*Page extract:*
Spot Bot and ST-Bot are execution tools. Security starts before the first trade. No withdrawal rights. Limited access. Separate keys. Controlled capital.
⚙️ Traders keep searching for a “working signal”, but the problem is often not the signal. The problem is the market phase.
The same open interest growth, pump, liquidation cascade, or breakout can lead to completely different outcomes depending on the regime.
Overheated market
🔥 When the market is already stretched, rising open interest is not always strength. Sometimes it means late longs are piling in after the move.
Price keeps pushing, funding gets heavier, shorts are already squeezed, and the next clean move can be a flush down.
Same OI growth. Different risk.
Oversold market
🧊 In an oversold market, the same OI growth can mean something else.
After a liquidation cascade, fresh positioning can support a bounce. Sellers may already be flushed, shorts may be crowded, and the market does not need much fuel to move against them.
Here, shorting every red candle is weak logic.
Range market
📍 In a range, a breakout is often just a liquidity grab.
Price moves above the level, triggers stops, pulls in breakout buyers, then returns back into the range. The signal looked clean. The regime was wrong.
A range punishes traders who treat every breakout like a trend.
Trend market
🚀 In a strong trend, the same breakout can work without a deep pullback.
Price breaks, pauses for a moment, then continues. Waiting for a perfect retest often means watching the move leave without you.
Again, the signal is the same. The phase is different.
That is why I do not start with the signal.
First I check Market Median and the broader market regime. Then I use screeners: open interest, liquidations, funding, premium index, pump/dump, volume, and price reaction.
Only after that comes the trade.
A signal is not good or bad by itself. It becomes useful only when market phase, liquidity, leverage, and risk are aligned.
Screeners are not for guessing the next coin. They remove dead charts and show where liquidity, open interest, funding, liquidations, and volume are actually moving.
Why I Check Market Regime First, Then Screeners, Then Let the Bot Trade
I do not start trading from the Buy or Sell button. The button comes at the end. Before I even think about opening a position, I want to know what kind of market I am dealing with: overheated, oversold, ranging, impulsive, or already exhausted after a move A trade taken before that context is usually weak. The trader sees a candle, feels pressure, enters late, and only then starts looking for arguments. My workflow is different: market regime → screeners → risk → execution. Market Regime Comes First
One strong chart does not tell the whole story. A coin can pump while the broader market is already stretched. Another coin can look weak while the entire market is sitting in an oversold zone and preparing for a bounce. Without the broader picture, the same signal can be read completely wrong.

*Instructions to follow:* From the text on market phases, reproduce the stretch that begins at the words "Overheated market" and stops after "a flush down.", substituting "late buyers" for "late longs".

*Recorded data:*
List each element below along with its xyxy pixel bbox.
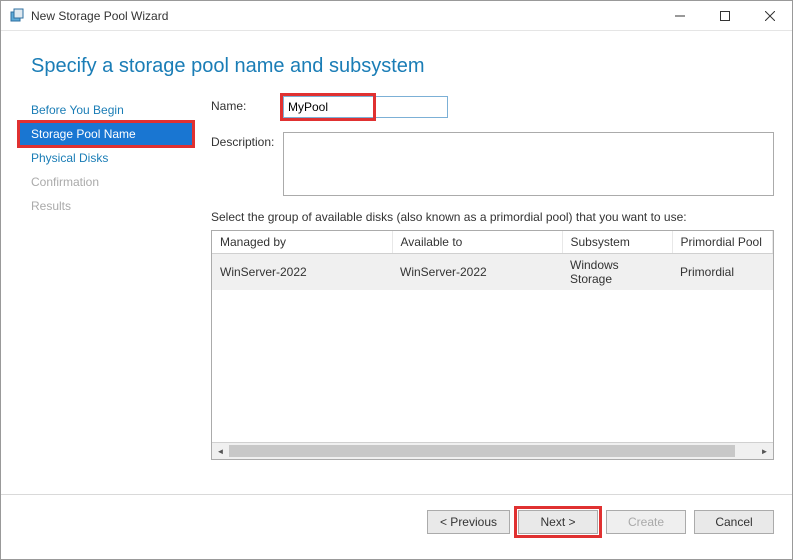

*Result for this exercise:*
Overheated market
🔥 When the market is already stretched, rising open interest is not always strength. Sometimes it means late buyers are piling in after the move.
Price keeps pushing, funding gets heavier, shorts are already squeezed, and the next clean move can be a flush down.